◆ CONSIGNE
Reproduisez intégralement et sans la moindre modification le passage choisi ci-dessous, qui présente le discours que le président renversé voulait adresser à la nation.

◆ PASSAGE CHOISI
◇ ◇ ◇
Le discours que le président constitutionnel renversé, voulait adresser à la Nation   
30/11/2008

Le président constitutionnel renversé par coup d’Etat le 6 août et placé en résidence surveillée dans son village natal à Lemden (250 kms de Nouakchott) avait l’intention d’adresser un discours à la nation à l’occasion du 48 eme anniversaire de l’indépendance nationale,  célébrée le 28 novembre 2008.



Ce discours n’a pu être prononcé en raison du blocus sécuritaire imposé par la junte sur les journalistes présents à  Lemden,  la journée du 28 novembre et naturellement, du manque d’initiative de l’entourage du président renversé.

Voici le discours en question.

 

Mes chers compatriotes,
Je m’adresse aujourd’hui à vous, en ce quarante-huitième anniversaire de l’indépendance de notre pays alors que celui-ci traverse une phase particulièrement grave de son histoire.

Grave, en effet, car les espoirs nés des dernières élections législatives et présidentielles qui devaient permettre à notre peuple de s’engager enfin, grâce à la stabilité institutionnelle et à la concorde nationale, sur la voie d’un développement économique, social et culturel durable, ont volé en éclat le 6 Août dernier.

 

L’ambition d’un homme a mis fin, par la force des armes, à la légalité constitutionnelle, foulant aux pieds et la volonté populaire traduite à travers le verdict des urnes et les engagements pris devant la communauté internationale.


Ce verdict me donnait mandat, en conformité avec le programme sur lequel vous m’avez élu, d’engager, sur tous les plans, une politique novatrice en totale rupture avec les politiques et usages du passé.


C’est ainsi que je me suis interdit l’exercice solitaire du pouvoir, donnant au gouvernement et aux autres institutions de l’Etat la plénitude de leurs prérogatives, tout comme j’ai investi les chefs des forces armées et de sécurité d’un appui déterminé et d’une confiance totale en ce qui touche aux problèmes de sécurité.
◇ ◇ ◇
◆ JEU DE DONNÉES
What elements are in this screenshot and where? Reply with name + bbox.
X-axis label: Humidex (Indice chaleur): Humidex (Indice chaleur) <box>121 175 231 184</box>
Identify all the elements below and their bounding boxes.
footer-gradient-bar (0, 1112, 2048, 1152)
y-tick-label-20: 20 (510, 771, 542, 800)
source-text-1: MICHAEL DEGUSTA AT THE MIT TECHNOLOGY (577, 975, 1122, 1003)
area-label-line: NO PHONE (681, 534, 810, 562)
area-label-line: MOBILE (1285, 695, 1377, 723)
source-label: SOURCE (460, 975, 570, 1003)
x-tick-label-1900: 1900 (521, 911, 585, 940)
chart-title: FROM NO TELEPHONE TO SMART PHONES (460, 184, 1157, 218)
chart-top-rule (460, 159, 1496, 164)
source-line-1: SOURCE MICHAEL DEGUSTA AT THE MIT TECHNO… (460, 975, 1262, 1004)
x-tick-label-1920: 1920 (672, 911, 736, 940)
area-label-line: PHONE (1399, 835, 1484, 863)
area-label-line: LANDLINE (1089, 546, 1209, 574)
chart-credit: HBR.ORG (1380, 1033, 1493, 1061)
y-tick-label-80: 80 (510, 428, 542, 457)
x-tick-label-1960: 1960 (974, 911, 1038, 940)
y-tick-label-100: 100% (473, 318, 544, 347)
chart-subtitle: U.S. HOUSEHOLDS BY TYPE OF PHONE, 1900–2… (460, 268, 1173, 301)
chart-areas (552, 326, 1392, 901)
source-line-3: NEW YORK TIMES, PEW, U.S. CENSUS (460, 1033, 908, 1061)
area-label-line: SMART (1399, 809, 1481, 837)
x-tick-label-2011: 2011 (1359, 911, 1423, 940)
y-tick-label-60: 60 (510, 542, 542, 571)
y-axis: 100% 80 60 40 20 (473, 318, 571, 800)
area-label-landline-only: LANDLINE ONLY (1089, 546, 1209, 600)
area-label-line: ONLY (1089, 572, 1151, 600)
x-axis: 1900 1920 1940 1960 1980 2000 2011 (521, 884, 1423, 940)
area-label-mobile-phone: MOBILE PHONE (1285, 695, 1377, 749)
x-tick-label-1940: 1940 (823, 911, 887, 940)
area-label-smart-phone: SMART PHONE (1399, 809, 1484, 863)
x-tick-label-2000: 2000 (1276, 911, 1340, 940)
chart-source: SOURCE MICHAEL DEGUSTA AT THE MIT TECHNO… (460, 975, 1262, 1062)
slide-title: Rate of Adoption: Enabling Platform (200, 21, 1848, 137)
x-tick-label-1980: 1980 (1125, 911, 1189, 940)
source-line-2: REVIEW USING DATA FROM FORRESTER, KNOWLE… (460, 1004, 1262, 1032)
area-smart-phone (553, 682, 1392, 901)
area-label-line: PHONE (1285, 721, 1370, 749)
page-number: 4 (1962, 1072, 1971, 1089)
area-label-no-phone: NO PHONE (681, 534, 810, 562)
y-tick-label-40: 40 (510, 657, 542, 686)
◇ ◇ ◇
◆ RÉPONSE
Le discours que le président constitutionnel renversé, voulait adresser à la Nation   
30/11/2008

Le président constitutionnel renversé par coup d’Etat le 6 août et placé en résidence surveillée dans son village natal à Lemden (250 kms de Nouakchott) avait l’intention d’adresser un discours à la nation à l’occasion du 48 eme anniversaire de l’indépendance nationale,  célébrée le 28 novembre 2008.



Ce discours n’a pu être prononcé en raison du blocus sécuritaire imposé par la junte sur les journalistes présents à  Lemden,  la journée du 28 novembre et naturellement, du manque d’initiative de l’entourage du président renversé.

Voici le discours en question.

 

Mes chers compatriotes,
Je m’adresse aujourd’hui à vous, en ce quarante-huitième anniversaire de l’indépendance de notre pays alors que celui-ci traverse une phase particulièrement grave de son histoire.

Grave, en effet, car les espoirs nés des dernières élections législatives et présidentielles qui devaient permettre à notre peuple de s’engager enfin, grâce à la stabilité institutionnelle et à la concorde nationale, sur la voie d’un développement économique, social et culturel durable, ont volé en éclat le 6 Août dernier.

 

L’ambition d’un homme a mis fin, par la force des armes, à la légalité constitutionnelle, foulant aux pieds et la volonté populaire traduite à travers le verdict des urnes et les engagements pris devant la communauté internationale.


Ce verdict me donnait mandat, en conformité avec le programme sur lequel vous m’avez élu, d’engager, sur tous les plans, une politique novatrice en totale rupture avec les politiques et usages du passé.


C’est ainsi que je me suis interdit l’exercice solitaire du pouvoir, donnant au gouvernement et aux autres institutions de l’Etat la plénitude de leurs prérogatives, tout comme j’ai investi les chefs des forces armées et de sécurité d’un appui déterminé et d’une confiance totale en ce qui touche aux problèmes de sécurité.